• **ESERCIZIO SCRITTO**:
Ricopia dalla discussione sulla partita Real Madrid - Barcellona il tratto compreso tra "## admin (23" e "barca ed atletico...", estremi inclusi.

• **FONTE**:
++++
Ora in superiorità numerica la portano a casa.


----------



## Tifo'o (23 Marzo 2014)

FInia per il real imho..


----------



## iceman. (23 Marzo 2014)

Certo che se era semifinale di Champions , 3 gol fuori del barcellona erano tanta roba


----------



## MaggieCloun (23 Marzo 2014)

3-3 Messi che partita


----------



## Frikez (23 Marzo 2014)

Metti Illaramendi al posto di Modric Carlè


----------



## ringhiodell'anima (23 Marzo 2014)

che giocatore modric nn butta via un pallone---


----------



## BB7 (23 Marzo 2014)

Altro rigore Barca, pesci i difensori blancos


----------



## Tifo'o (23 Marzo 2014)

finita


----------



## Frikez (23 Marzo 2014)

Iniesta la apre e la chiude lui.


----------



## MaggieCloun (23 Marzo 2014)

Tripla


----------



## admin (23 Marzo 2014)

*Real Madrid - Barcellona 3-4*


----------



## Tifo'o (23 Marzo 2014)

Il mortazza in liga non ha vinto uno scontro diretto tra barca ed atletico...


----------



## BB7 (23 Marzo 2014)

Iniesta non la perde MAI


----------



## Frikez (23 Marzo 2014)

Partita rovinata da quella capra di Ramos, pazzesco.


----------



## hiei87 (23 Marzo 2014)
++++
[Elenchi di elementi e regioni]
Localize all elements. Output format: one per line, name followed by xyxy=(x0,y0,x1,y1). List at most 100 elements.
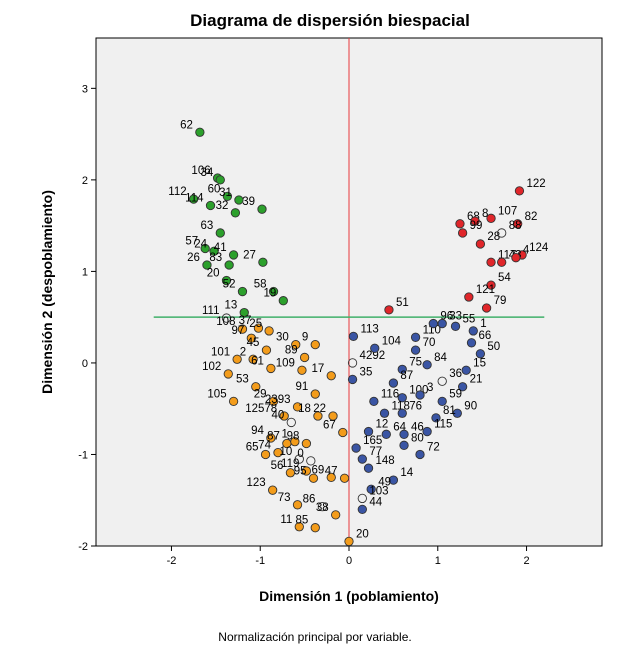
scatter-point xyxy=(200,243,210,254)
point-label: 87 xyxy=(400,370,413,382)
scatter-point xyxy=(221,313,232,323)
scatter-point xyxy=(294,522,304,532)
point-label: 104 xyxy=(382,335,402,347)
point-label: 87 xyxy=(267,430,280,442)
point-label: 102 xyxy=(202,361,221,373)
scatter-point xyxy=(369,396,379,407)
footnote: Normalización principal por variable. xyxy=(218,630,411,644)
scatter-point xyxy=(317,501,328,512)
scatter-point xyxy=(422,426,432,437)
scatter-point xyxy=(222,191,233,201)
point-label: 40 xyxy=(272,409,285,421)
y-tick-label: 2 xyxy=(82,175,88,187)
point-label: 118 xyxy=(392,400,410,412)
scatter-point xyxy=(228,250,239,260)
point-label: 98 xyxy=(287,430,300,442)
point-label: 8 xyxy=(482,208,488,220)
point-label: 99 xyxy=(470,220,483,232)
scatter-point xyxy=(268,396,279,407)
scatter-point xyxy=(209,246,219,256)
scatter-point xyxy=(475,349,486,359)
scatter-point xyxy=(357,493,367,504)
scatter-point xyxy=(326,472,336,483)
point-label: 1 xyxy=(480,318,486,330)
point-label: 85 xyxy=(295,515,308,527)
scatter-point xyxy=(273,447,283,458)
point-label: 20 xyxy=(356,528,369,540)
point-label: 30 xyxy=(276,332,289,344)
point-label: 21 xyxy=(470,374,483,386)
scatter-point xyxy=(278,296,288,306)
scatter-point xyxy=(437,376,447,386)
scatter-point xyxy=(381,429,391,439)
x-tick-label: -2 xyxy=(167,555,177,567)
point-label: 13 xyxy=(224,300,237,312)
point-label: 95 xyxy=(294,465,307,477)
scatter-point xyxy=(237,324,248,334)
scatter-point xyxy=(415,449,425,460)
point-label: 121 xyxy=(476,284,495,296)
scatter-point xyxy=(326,371,336,381)
scatter-point xyxy=(461,365,471,375)
point-label: 148 xyxy=(376,455,395,467)
point-label: 37 xyxy=(239,315,252,327)
point-label: 83 xyxy=(209,252,222,264)
point-label: 19 xyxy=(264,288,277,300)
point-label: 75 xyxy=(409,356,422,368)
scatter-point xyxy=(268,286,279,297)
scatter-point xyxy=(397,364,407,374)
point-label: 1 xyxy=(281,429,287,441)
point-label: 84 xyxy=(434,352,447,364)
point-label: 94 xyxy=(251,425,264,437)
scatter-point xyxy=(348,331,359,342)
point-label: 62 xyxy=(180,119,193,131)
point-label: 36 xyxy=(449,368,462,380)
y-tick-label: -2 xyxy=(78,541,88,553)
scatter-point xyxy=(257,204,267,214)
point-label: 56 xyxy=(271,460,284,472)
scatter-point xyxy=(347,358,358,368)
point-label: 67 xyxy=(323,420,336,432)
scatter-point xyxy=(264,326,274,336)
point-label: 9 xyxy=(302,332,308,344)
point-label: 97 xyxy=(232,325,245,337)
scatter-point xyxy=(450,321,461,331)
point-label: 57 xyxy=(185,236,198,248)
point-label: 18 xyxy=(298,403,311,415)
scatter-point xyxy=(339,473,350,483)
point-label: 2393 xyxy=(265,394,291,406)
scatter-point xyxy=(497,228,507,238)
y-tick-label: 1 xyxy=(82,266,88,278)
point-label: 24 xyxy=(194,238,207,250)
x-tick-label: -1 xyxy=(255,555,265,567)
point-label: 4292 xyxy=(360,350,386,362)
scatter-point xyxy=(266,363,276,374)
point-label: 122 xyxy=(526,178,545,190)
scatter-point xyxy=(308,473,319,483)
point-label: 105 xyxy=(207,388,226,400)
point-label: 58 xyxy=(254,279,267,291)
scatter-point xyxy=(486,213,496,223)
point-label: 34 xyxy=(200,167,213,179)
point-label: 15 xyxy=(473,357,486,369)
point-label: 47 xyxy=(325,465,338,477)
x-tick-label: 1 xyxy=(435,555,441,567)
point-label: 29 xyxy=(254,388,267,400)
scatter-point xyxy=(215,228,225,238)
scatter-point xyxy=(246,333,257,343)
scatter-point xyxy=(452,408,462,418)
point-label: 45 xyxy=(247,337,260,349)
chart-title: Diagrama de dispersión biespacial xyxy=(190,11,470,30)
point-label: 79 xyxy=(494,295,507,307)
point-label: 69 xyxy=(311,464,324,476)
scatter-point xyxy=(228,396,239,407)
point-label: 82 xyxy=(525,211,538,223)
scatter-point xyxy=(351,443,361,453)
point-label: 52 xyxy=(223,279,236,291)
y-axis-title: Dimensión 2 (despoblamiento) xyxy=(39,190,55,394)
point-label: 124 xyxy=(529,242,549,254)
reference-lines xyxy=(153,38,545,546)
scatter-point xyxy=(464,292,474,302)
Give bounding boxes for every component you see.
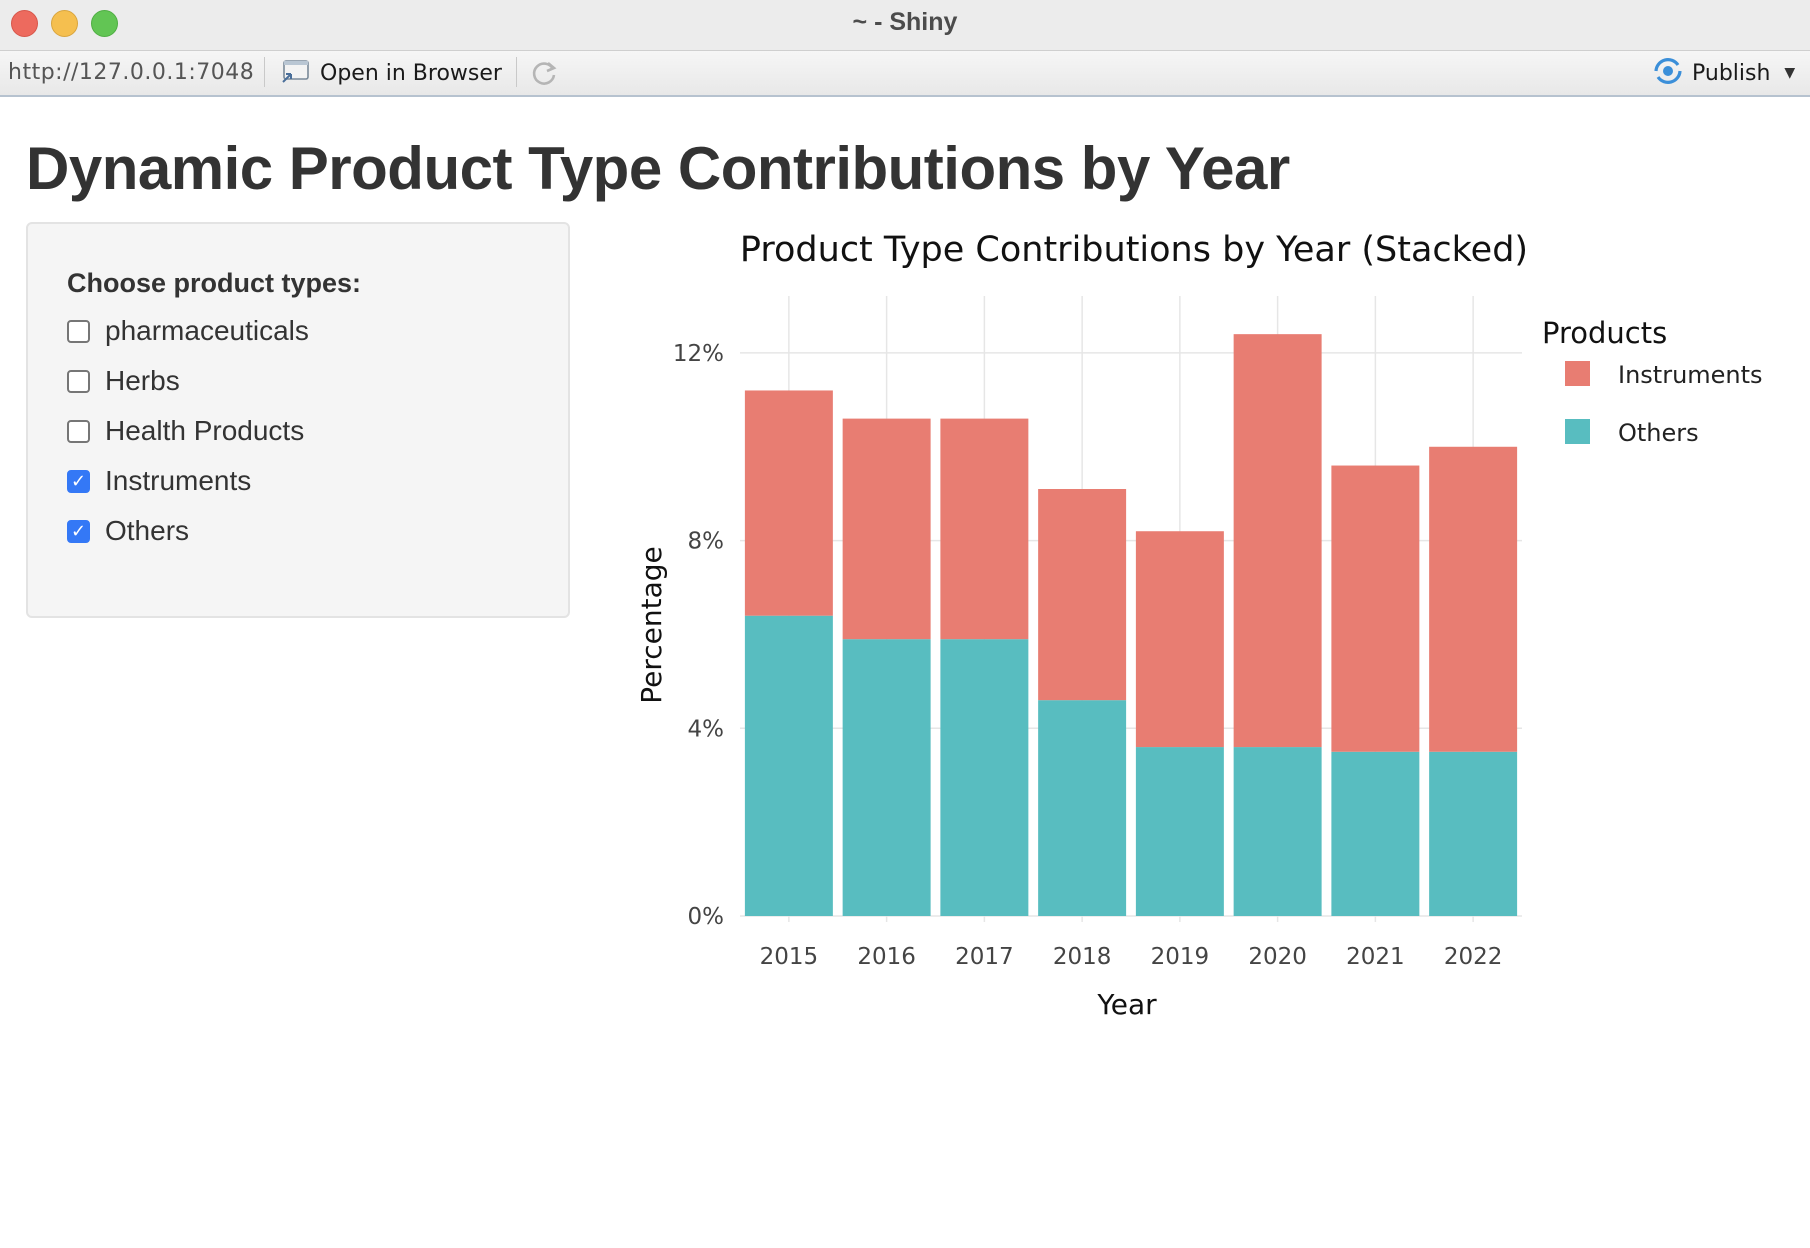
checkbox-herbs[interactable]: Herbs bbox=[67, 365, 180, 396]
publish-button[interactable]: Publish ▼ bbox=[1652, 57, 1795, 89]
legend-swatch[interactable] bbox=[1565, 419, 1590, 444]
checkbox-label: Instruments bbox=[105, 465, 252, 496]
minimize-window-button[interactable] bbox=[51, 10, 78, 37]
publish-dropdown-icon[interactable]: ▼ bbox=[1784, 65, 1796, 81]
bar-layer bbox=[744, 334, 1518, 916]
bar-instruments-2019[interactable] bbox=[1135, 531, 1224, 748]
y-tick-label: 12% bbox=[673, 341, 724, 367]
x-tick-label: 2018 bbox=[1053, 944, 1112, 970]
bar-instruments-2016[interactable] bbox=[842, 418, 931, 640]
stacked-bar-chart[interactable]: 0% 4% 8% 12% 2015 2016 2017 2018 2019 2020 2021 202… bbox=[580, 200, 1800, 1060]
y-tick-label: 8% bbox=[688, 529, 725, 555]
refresh-button[interactable] bbox=[528, 57, 560, 93]
bar-others-2022[interactable] bbox=[1429, 751, 1518, 916]
window-titlebar: ~ - Shiny bbox=[0, 0, 1810, 51]
legend-label[interactable]: Others bbox=[1618, 419, 1699, 447]
checkbox-label: Others bbox=[105, 515, 190, 546]
open-in-browser-icon bbox=[280, 58, 310, 88]
toolbar-divider bbox=[264, 57, 265, 87]
product-types-label: Choose product types: bbox=[67, 268, 362, 298]
checkbox-health-products[interactable]: Health Products bbox=[67, 415, 305, 446]
checkbox-box[interactable]: ✓ bbox=[67, 469, 90, 493]
y-tick-label: 4% bbox=[688, 716, 725, 742]
legend-swatch[interactable] bbox=[1565, 361, 1590, 386]
open-in-browser-label: Open in Browser bbox=[320, 60, 502, 86]
x-tick-label: 2015 bbox=[760, 944, 819, 970]
x-tick-label: 2022 bbox=[1444, 944, 1503, 970]
url-display[interactable]: http://127.0.0.1:7048 bbox=[8, 60, 255, 85]
bar-instruments-2018[interactable] bbox=[1038, 489, 1127, 701]
checkbox-pharmaceuticals[interactable]: pharmaceuticals bbox=[67, 315, 309, 346]
publish-label: Publish bbox=[1692, 60, 1771, 86]
bar-instruments-2015[interactable] bbox=[744, 390, 833, 616]
page-title: Dynamic Product Type Contributions by Ye… bbox=[26, 135, 1290, 202]
checkbox-instruments[interactable]: ✓ Instruments bbox=[67, 465, 252, 496]
x-tick-label: 2019 bbox=[1151, 944, 1210, 970]
x-tick-label: 2020 bbox=[1248, 944, 1307, 970]
viewer-toolbar: http://127.0.0.1:7048 Open in Browser bbox=[0, 51, 1810, 97]
bar-instruments-2021[interactable] bbox=[1331, 465, 1420, 752]
y-axis-label: Percentage bbox=[635, 546, 668, 704]
close-window-button[interactable] bbox=[11, 10, 38, 37]
checkbox-label: Herbs bbox=[105, 365, 180, 396]
sidebar-panel: Choose product types: pharmaceuticals He… bbox=[26, 222, 570, 618]
checkbox-box[interactable] bbox=[67, 369, 90, 393]
checkbox-box[interactable] bbox=[67, 419, 90, 443]
x-tick-label: 2021 bbox=[1346, 944, 1405, 970]
bar-others-2021[interactable] bbox=[1331, 751, 1420, 916]
bar-others-2016[interactable] bbox=[842, 639, 931, 916]
legend-label[interactable]: Instruments bbox=[1618, 361, 1763, 389]
checkbox-label: Health Products bbox=[105, 415, 305, 446]
checkbox-label: pharmaceuticals bbox=[105, 315, 309, 346]
bar-others-2020[interactable] bbox=[1233, 747, 1322, 916]
x-tick-label: 2016 bbox=[857, 944, 916, 970]
refresh-icon bbox=[528, 62, 560, 93]
legend-title: Products bbox=[1542, 316, 1667, 350]
bar-instruments-2017[interactable] bbox=[940, 418, 1029, 640]
bar-others-2017[interactable] bbox=[940, 639, 1029, 916]
bar-instruments-2022[interactable] bbox=[1429, 446, 1518, 752]
checkbox-box[interactable]: ✓ bbox=[67, 519, 90, 543]
bar-others-2018[interactable] bbox=[1038, 700, 1127, 916]
toolbar-divider bbox=[516, 57, 517, 87]
checkbox-others[interactable]: ✓ Others bbox=[67, 515, 190, 546]
checkbox-box[interactable] bbox=[67, 319, 90, 343]
chart-legend: Products Instruments Others bbox=[1542, 316, 1763, 447]
publish-icon bbox=[1652, 56, 1684, 90]
x-tick-label: 2017 bbox=[955, 944, 1014, 970]
axis-layer: 0% 4% 8% 12% 2015 2016 2017 2018 2019 2020 2021 202… bbox=[673, 341, 1503, 970]
window-title: ~ - Shiny bbox=[852, 8, 958, 36]
bar-instruments-2020[interactable] bbox=[1233, 334, 1322, 748]
chart-title: Product Type Contributions by Year (Stac… bbox=[740, 230, 1528, 270]
bar-others-2015[interactable] bbox=[744, 615, 833, 916]
y-tick-label: 0% bbox=[688, 904, 725, 930]
open-in-browser-button[interactable]: Open in Browser bbox=[280, 57, 502, 89]
x-axis-label: Year bbox=[1096, 988, 1157, 1021]
bar-others-2019[interactable] bbox=[1135, 747, 1224, 916]
zoom-window-button[interactable] bbox=[91, 10, 118, 37]
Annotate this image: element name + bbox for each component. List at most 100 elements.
++++
• **SOLUZIONE COMPLETA**:
## admin (23 Marzo 2014)

*Real Madrid - Barcellona 3-4*


----------



## Tifo'o (23 Marzo 2014)

Il mortazza in liga non ha vinto uno scontro diretto tra barca ed atletico...